Figure collection entries:

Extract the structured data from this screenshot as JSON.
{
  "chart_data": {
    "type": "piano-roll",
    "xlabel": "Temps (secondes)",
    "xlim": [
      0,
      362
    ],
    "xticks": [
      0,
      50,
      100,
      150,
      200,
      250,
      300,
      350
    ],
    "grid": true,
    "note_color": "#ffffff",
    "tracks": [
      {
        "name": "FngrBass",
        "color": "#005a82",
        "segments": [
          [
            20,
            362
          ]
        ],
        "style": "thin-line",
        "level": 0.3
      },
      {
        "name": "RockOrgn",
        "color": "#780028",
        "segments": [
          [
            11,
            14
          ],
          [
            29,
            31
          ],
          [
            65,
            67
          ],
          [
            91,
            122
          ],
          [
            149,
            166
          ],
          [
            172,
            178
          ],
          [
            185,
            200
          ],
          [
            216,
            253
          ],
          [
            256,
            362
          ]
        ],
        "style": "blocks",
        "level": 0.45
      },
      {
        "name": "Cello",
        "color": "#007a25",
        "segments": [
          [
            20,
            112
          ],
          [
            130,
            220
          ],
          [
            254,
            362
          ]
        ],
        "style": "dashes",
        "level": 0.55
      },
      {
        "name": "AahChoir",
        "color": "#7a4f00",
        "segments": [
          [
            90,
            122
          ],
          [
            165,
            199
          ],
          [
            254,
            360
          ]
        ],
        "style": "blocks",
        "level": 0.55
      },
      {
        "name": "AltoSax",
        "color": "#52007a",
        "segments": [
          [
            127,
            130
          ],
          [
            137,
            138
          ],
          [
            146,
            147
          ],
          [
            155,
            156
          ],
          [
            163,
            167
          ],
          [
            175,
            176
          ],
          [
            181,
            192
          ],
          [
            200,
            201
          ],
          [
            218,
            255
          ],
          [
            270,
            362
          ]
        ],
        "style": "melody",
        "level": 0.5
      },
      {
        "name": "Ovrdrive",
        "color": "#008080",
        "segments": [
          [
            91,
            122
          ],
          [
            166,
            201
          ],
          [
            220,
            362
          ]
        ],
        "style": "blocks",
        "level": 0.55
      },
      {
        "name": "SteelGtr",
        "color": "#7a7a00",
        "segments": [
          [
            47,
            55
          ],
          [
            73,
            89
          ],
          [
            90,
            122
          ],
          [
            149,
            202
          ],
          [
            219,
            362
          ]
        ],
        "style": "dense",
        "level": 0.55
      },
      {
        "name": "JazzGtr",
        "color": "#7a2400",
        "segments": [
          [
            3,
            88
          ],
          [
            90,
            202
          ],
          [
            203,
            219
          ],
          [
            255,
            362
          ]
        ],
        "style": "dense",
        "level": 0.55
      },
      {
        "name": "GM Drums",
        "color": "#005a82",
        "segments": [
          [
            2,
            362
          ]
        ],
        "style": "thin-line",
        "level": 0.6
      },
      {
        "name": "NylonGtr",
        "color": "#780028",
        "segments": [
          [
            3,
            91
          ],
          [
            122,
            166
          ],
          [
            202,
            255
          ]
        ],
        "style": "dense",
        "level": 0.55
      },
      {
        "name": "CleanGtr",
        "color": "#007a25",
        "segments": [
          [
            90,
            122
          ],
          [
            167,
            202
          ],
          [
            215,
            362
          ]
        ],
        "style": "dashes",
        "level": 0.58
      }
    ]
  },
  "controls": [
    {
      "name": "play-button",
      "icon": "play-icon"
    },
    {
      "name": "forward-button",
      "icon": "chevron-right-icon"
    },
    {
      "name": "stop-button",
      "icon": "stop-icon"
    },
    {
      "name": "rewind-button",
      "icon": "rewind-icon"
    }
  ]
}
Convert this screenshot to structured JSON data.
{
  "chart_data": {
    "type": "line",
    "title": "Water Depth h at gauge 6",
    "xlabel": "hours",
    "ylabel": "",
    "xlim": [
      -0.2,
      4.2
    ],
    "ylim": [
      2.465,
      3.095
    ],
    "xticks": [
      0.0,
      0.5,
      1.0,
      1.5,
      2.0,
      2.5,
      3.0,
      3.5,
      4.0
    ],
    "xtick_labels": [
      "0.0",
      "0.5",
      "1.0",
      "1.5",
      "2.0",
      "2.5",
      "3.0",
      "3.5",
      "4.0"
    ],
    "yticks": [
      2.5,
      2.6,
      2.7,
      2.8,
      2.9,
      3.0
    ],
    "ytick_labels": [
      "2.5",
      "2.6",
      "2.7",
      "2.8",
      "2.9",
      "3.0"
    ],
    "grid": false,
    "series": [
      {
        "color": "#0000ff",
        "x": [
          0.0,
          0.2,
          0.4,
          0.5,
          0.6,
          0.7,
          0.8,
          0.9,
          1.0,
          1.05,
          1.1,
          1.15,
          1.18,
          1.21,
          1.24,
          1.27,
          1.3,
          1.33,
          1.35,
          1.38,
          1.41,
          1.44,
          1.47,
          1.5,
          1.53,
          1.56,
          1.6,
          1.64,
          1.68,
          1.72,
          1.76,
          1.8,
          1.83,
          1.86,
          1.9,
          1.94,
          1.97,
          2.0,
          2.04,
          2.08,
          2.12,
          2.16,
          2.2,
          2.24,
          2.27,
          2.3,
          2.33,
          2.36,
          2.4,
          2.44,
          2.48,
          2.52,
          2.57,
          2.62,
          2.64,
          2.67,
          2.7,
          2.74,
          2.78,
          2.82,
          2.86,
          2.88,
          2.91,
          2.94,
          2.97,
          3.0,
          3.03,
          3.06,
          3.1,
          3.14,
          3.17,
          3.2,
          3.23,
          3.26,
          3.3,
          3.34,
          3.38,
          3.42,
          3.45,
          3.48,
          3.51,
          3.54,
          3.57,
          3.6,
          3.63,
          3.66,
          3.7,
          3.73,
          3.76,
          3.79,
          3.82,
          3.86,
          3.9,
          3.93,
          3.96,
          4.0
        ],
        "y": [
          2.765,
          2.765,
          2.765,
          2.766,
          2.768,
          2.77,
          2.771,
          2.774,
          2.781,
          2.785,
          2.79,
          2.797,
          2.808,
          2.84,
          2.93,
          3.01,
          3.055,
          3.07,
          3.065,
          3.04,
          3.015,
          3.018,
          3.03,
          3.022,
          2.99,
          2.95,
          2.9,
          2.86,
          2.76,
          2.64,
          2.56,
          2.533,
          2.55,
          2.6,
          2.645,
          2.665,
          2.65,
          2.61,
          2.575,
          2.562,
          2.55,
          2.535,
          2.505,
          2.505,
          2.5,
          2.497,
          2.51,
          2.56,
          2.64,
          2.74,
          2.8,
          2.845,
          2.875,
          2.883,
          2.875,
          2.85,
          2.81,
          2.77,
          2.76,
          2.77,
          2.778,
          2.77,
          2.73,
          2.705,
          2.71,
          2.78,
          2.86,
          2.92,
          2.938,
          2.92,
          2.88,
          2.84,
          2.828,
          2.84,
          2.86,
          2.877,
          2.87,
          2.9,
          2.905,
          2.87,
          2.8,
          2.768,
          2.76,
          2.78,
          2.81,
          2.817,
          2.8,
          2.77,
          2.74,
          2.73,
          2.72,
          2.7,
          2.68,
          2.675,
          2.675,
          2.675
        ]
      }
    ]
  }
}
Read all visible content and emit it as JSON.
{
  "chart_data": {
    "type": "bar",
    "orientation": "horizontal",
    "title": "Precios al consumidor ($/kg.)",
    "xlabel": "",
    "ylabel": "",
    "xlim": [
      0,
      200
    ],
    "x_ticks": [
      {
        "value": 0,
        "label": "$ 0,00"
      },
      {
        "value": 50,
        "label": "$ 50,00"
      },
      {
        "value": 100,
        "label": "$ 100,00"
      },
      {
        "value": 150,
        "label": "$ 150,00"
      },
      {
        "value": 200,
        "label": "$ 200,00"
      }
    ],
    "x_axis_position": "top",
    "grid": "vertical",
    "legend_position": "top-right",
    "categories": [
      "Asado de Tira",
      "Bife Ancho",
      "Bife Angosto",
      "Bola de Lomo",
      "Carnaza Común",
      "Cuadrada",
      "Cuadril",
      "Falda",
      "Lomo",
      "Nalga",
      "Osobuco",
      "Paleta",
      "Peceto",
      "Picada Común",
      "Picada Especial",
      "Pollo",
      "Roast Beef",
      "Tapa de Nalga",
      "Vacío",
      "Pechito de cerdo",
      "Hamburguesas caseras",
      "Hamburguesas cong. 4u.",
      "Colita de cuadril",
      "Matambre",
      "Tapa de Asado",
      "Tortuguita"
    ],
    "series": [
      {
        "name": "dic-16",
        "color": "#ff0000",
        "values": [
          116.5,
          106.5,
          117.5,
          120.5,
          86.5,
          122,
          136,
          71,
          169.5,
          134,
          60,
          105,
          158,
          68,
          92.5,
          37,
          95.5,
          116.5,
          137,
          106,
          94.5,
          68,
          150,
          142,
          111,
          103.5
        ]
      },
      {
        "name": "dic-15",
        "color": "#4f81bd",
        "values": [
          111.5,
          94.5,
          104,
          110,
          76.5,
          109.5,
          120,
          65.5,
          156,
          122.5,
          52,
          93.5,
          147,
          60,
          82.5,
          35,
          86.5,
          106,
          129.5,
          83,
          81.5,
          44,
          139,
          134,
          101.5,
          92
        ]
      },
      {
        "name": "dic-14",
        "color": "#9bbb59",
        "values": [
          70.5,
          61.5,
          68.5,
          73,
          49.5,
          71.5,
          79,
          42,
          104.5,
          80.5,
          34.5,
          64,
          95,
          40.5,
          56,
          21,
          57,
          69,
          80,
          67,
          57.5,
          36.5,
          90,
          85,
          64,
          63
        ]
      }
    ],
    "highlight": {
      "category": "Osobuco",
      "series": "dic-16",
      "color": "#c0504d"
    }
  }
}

*Task goal*
Make a list of all lines in the data that contain "icon".

*Answer to this task*
      "icon": "play-icon"
      "icon": "chevron-right-icon"
      "icon": "stop-icon"
      "icon": "rewind-icon"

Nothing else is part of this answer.